--- Input rows ---
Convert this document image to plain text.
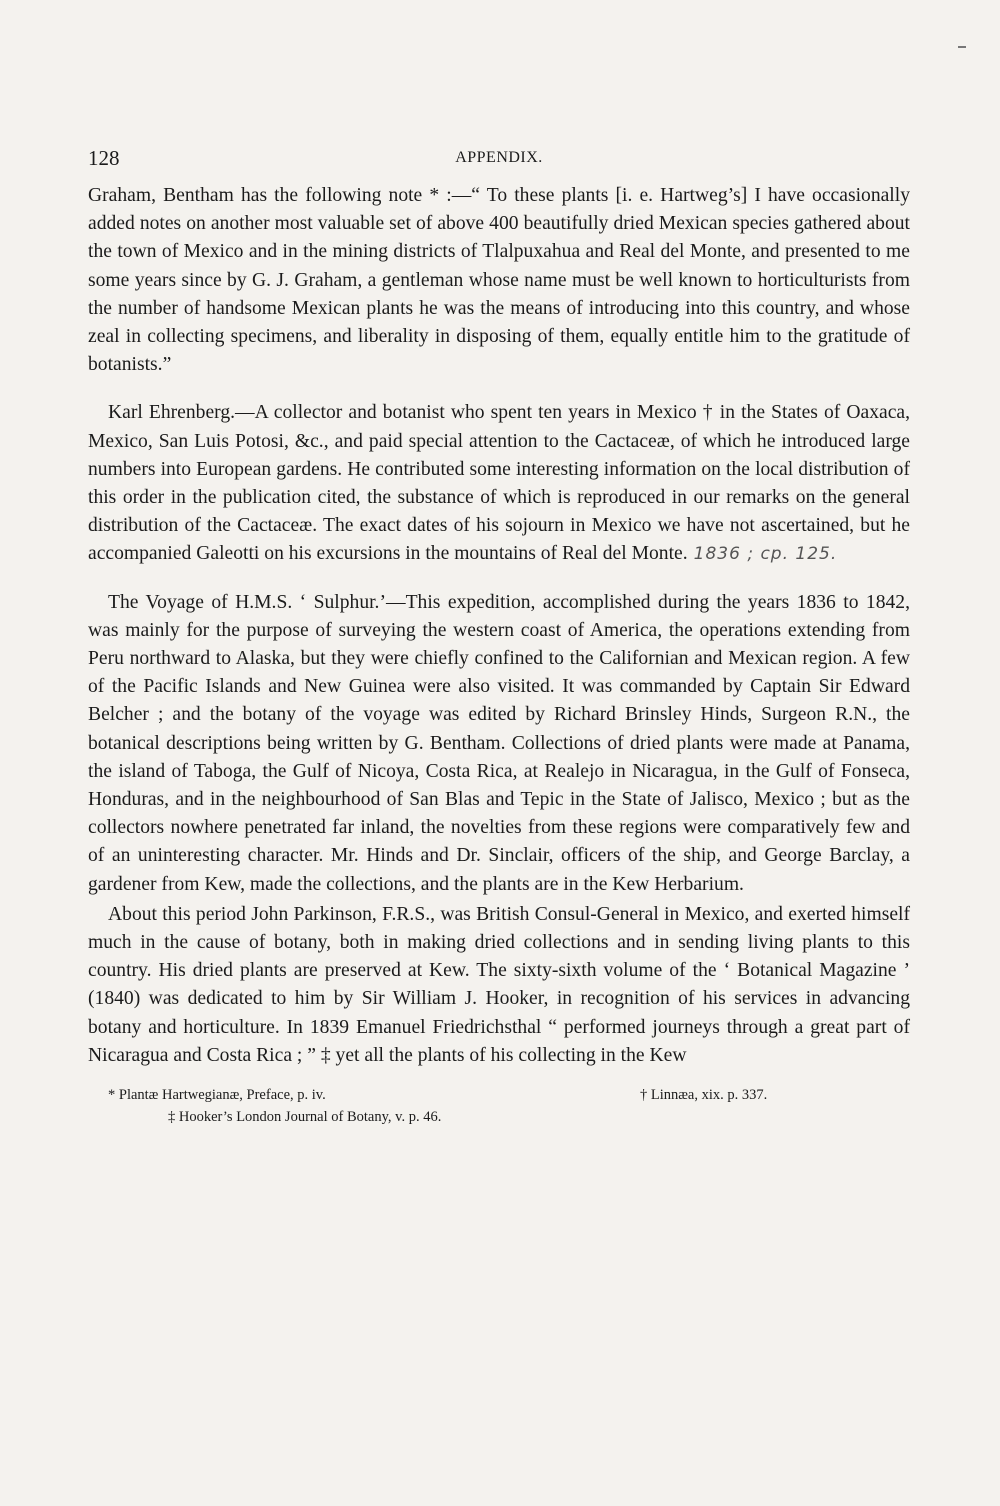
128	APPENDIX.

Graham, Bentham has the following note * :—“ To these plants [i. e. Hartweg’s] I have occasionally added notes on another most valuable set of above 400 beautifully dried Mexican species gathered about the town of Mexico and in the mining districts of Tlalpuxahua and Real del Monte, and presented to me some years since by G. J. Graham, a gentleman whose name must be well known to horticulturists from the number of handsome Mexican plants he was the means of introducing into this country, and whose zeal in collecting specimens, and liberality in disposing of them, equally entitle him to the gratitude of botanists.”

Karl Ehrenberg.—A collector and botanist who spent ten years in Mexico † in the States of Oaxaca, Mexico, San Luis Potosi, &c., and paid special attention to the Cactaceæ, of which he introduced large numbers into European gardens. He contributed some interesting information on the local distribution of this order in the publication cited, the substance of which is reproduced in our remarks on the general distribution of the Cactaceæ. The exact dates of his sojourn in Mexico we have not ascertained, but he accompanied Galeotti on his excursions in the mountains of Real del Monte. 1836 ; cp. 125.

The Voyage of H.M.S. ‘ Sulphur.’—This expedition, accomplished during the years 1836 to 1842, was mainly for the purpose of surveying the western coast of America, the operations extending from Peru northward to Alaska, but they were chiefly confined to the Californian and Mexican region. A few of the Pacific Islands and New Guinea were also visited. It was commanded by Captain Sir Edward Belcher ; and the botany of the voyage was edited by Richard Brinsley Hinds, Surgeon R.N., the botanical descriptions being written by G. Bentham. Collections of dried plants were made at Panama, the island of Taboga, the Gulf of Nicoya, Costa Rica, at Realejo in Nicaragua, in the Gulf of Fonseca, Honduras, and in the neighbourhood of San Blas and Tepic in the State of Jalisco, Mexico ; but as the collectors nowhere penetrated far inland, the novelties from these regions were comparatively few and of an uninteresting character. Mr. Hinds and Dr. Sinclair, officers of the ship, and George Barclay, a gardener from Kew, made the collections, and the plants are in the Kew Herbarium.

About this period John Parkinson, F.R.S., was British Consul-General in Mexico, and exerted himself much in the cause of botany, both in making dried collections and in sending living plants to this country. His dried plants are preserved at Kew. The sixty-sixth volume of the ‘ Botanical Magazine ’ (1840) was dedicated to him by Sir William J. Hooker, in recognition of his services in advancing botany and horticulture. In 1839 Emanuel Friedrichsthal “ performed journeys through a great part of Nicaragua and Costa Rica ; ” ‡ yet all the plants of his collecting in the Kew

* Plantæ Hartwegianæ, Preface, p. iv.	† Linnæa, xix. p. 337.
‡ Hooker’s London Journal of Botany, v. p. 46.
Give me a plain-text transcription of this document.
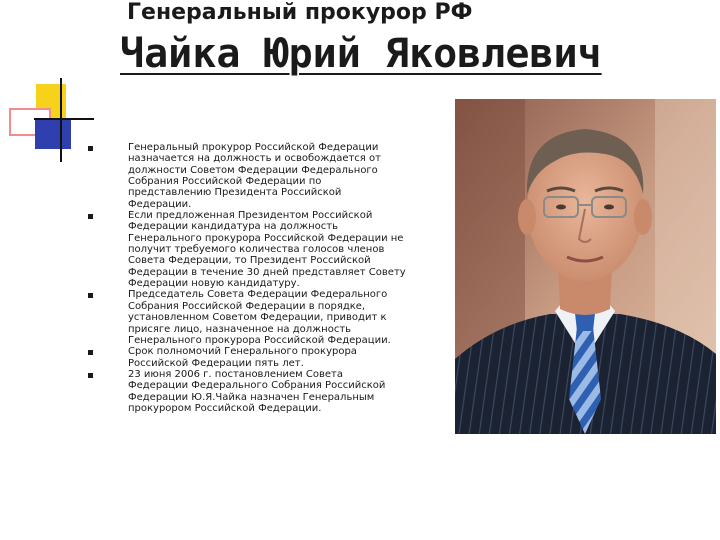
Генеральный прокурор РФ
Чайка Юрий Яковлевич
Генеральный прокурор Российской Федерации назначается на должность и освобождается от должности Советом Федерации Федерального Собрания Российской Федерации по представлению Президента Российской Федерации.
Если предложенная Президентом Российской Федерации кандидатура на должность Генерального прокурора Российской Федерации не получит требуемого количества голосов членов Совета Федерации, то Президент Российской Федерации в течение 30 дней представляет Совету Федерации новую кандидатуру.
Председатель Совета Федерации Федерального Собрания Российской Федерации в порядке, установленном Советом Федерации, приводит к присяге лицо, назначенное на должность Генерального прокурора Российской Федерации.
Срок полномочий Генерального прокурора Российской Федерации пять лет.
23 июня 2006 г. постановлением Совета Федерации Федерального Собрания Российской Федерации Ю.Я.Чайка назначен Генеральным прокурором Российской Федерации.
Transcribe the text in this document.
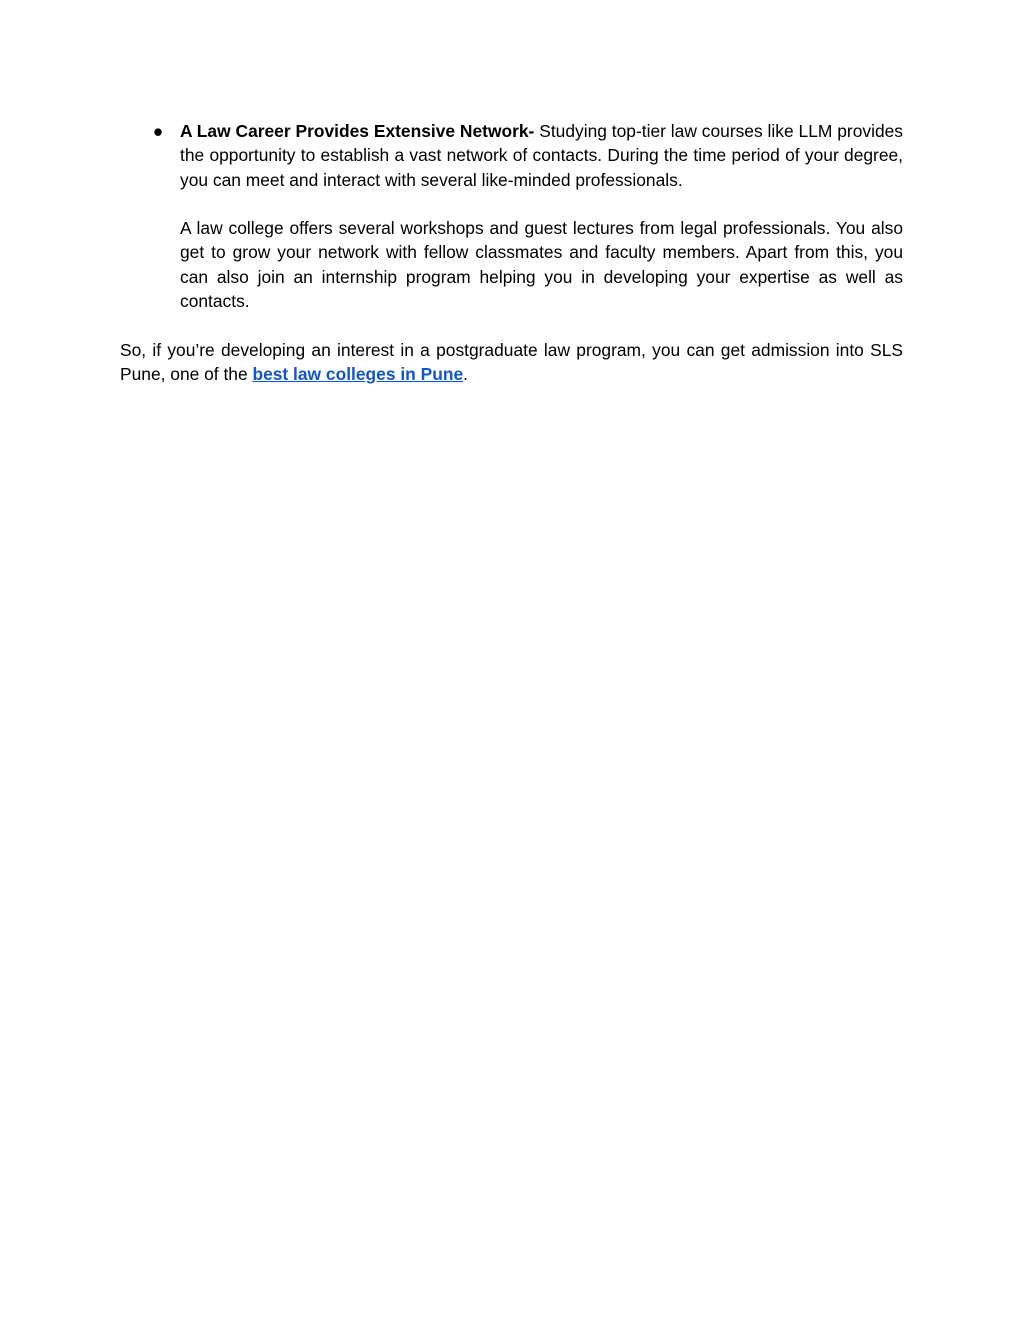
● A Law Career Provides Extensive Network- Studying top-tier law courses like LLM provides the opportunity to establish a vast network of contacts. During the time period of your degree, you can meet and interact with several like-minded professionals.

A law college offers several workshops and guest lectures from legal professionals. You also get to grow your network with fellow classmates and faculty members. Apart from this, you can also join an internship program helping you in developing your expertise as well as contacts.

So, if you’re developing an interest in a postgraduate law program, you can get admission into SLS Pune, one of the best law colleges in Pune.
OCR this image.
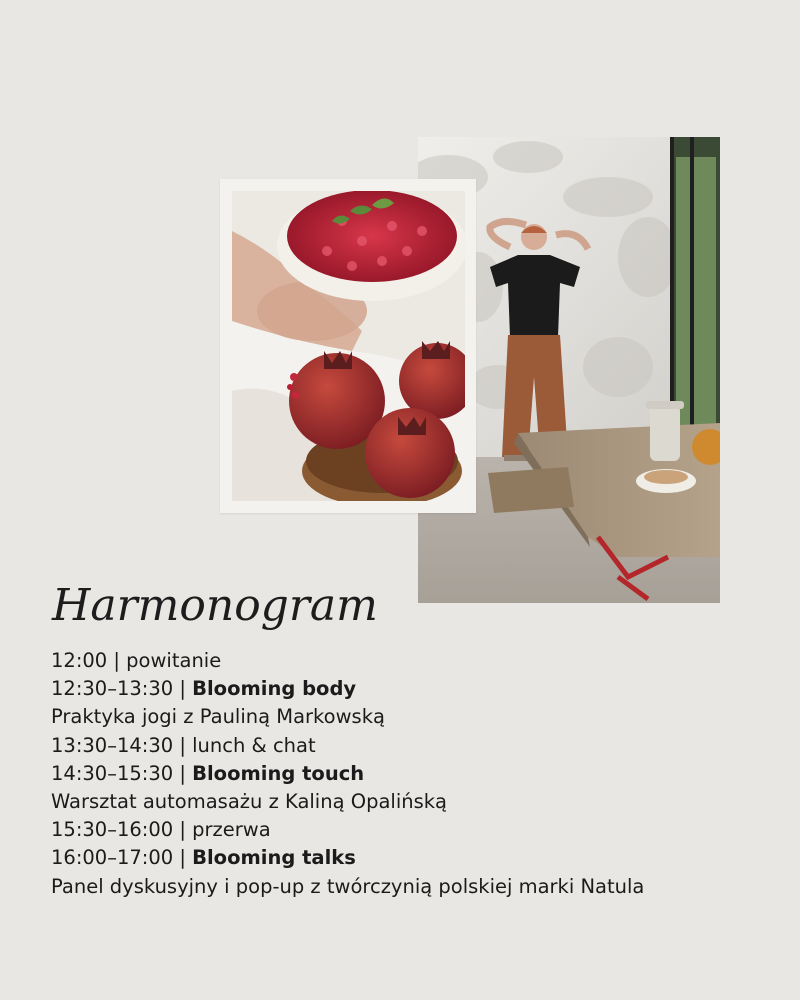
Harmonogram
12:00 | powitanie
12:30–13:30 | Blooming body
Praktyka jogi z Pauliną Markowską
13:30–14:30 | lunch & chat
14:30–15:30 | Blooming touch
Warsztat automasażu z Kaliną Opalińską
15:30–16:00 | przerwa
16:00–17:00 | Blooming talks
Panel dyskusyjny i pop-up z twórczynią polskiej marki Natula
---
Written problem :: The data above should be repeated exactly, minus any pictures.

The output ::
Convert this document image to plain text.
128	APPENDIX.

Graham, Bentham has the following note * :—“ To these plants [i. e. Hartweg’s] I have occasionally added notes on another most valuable set of above 400 beautifully dried Mexican species gathered about the town of Mexico and in the mining districts of Tlalpuxahua and Real del Monte, and presented to me some years since by G. J. Graham, a gentleman whose name must be well known to horticulturists from the number of handsome Mexican plants he was the means of introducing into this country, and whose zeal in collecting specimens, and liberality in disposing of them, equally entitle him to the gratitude of botanists.”

Karl Ehrenberg.—A collector and botanist who spent ten years in Mexico † in the States of Oaxaca, Mexico, San Luis Potosi, &c., and paid special attention to the Cactaceæ, of which he introduced large numbers into European gardens. He contributed some interesting information on the local distribution of this order in the publication cited, the substance of which is reproduced in our remarks on the general distribution of the Cactaceæ. The exact dates of his sojourn in Mexico we have not ascertained, but he accompanied Galeotti on his excursions in the mountains of Real del Monte. 1836 ; cp. 125.

The Voyage of H.M.S. ‘ Sulphur.’—This expedition, accomplished during the years 1836 to 1842, was mainly for the purpose of surveying the western coast of America, the operations extending from Peru northward to Alaska, but they were chiefly confined to the Californian and Mexican region. A few of the Pacific Islands and New Guinea were also visited. It was commanded by Captain Sir Edward Belcher ; and the botany of the voyage was edited by Richard Brinsley Hinds, Surgeon R.N., the botanical descriptions being written by G. Bentham. Collections of dried plants were made at Panama, the island of Taboga, the Gulf of Nicoya, Costa Rica, at Realejo in Nicaragua, in the Gulf of Fonseca, Honduras, and in the neighbourhood of San Blas and Tepic in the State of Jalisco, Mexico ; but as the collectors nowhere penetrated far inland, the novelties from these regions were comparatively few and of an uninteresting character. Mr. Hinds and Dr. Sinclair, officers of the ship, and George Barclay, a gardener from Kew, made the collections, and the plants are in the Kew Herbarium.

About this period John Parkinson, F.R.S., was British Consul-General in Mexico, and exerted himself much in the cause of botany, both in making dried collections and in sending living plants to this country. His dried plants are preserved at Kew. The sixty-sixth volume of the ‘ Botanical Magazine ’ (1840) was dedicated to him by Sir William J. Hooker, in recognition of his services in advancing botany and horticulture. In 1839 Emanuel Friedrichsthal “ performed journeys through a great part of Nicaragua and Costa Rica ; ” ‡ yet all the plants of his collecting in the Kew

* Plantæ Hartwegianæ, Preface, p. iv.	† Linnæa, xix. p. 337.
‡ Hooker’s London Journal of Botany, v. p. 46.
Give me a plain-text transcription of this document.
Генеральный прокурор РФ
Чайка Юрий Яковлевич
Генеральный прокурор Российской Федерации назначается на должность и освобождается от должности Советом Федерации Федерального Собрания Российской Федерации по представлению Президента Российской Федерации.
Если предложенная Президентом Российской Федерации кандидатура на должность Генерального прокурора Российской Федерации не получит требуемого количества голосов членов Совета Федерации, то Президент Российской Федерации в течение 30 дней представляет Совету Федерации новую кандидатуру.
Председатель Совета Федерации Федерального Собрания Российской Федерации в порядке, установленном Советом Федерации, приводит к присяге лицо, назначенное на должность Генерального прокурора Российской Федерации.
Срок полномочий Генерального прокурора Российской Федерации пять лет.
23 июня 2006 г. постановлением Совета Федерации Федерального Собрания Российской Федерации Ю.Я.Чайка назначен Генеральным прокурором Российской Федерации.
Transcribe the text in this document.
● A Law Career Provides Extensive Network- Studying top-tier law courses like LLM provides the opportunity to establish a vast network of contacts. During the time period of your degree, you can meet and interact with several like-minded professionals.

A law college offers several workshops and guest lectures from legal professionals. You also get to grow your network with fellow classmates and faculty members. Apart from this, you can also join an internship program helping you in developing your expertise as well as contacts.

So, if you’re developing an interest in a postgraduate law program, you can get admission into SLS Pune, one of the best law colleges in Pune.
OCR this image.
Harmonogram
12:00 | powitanie
12:30–13:30 | Blooming body
Praktyka jogi z Pauliną Markowską
13:30–14:30 | lunch & chat
14:30–15:30 | Blooming touch
Warsztat automasażu z Kaliną Opalińską
15:30–16:00 | przerwa
16:00–17:00 | Blooming talks
Panel dyskusyjny i pop-up z twórczynią polskiej marki Natula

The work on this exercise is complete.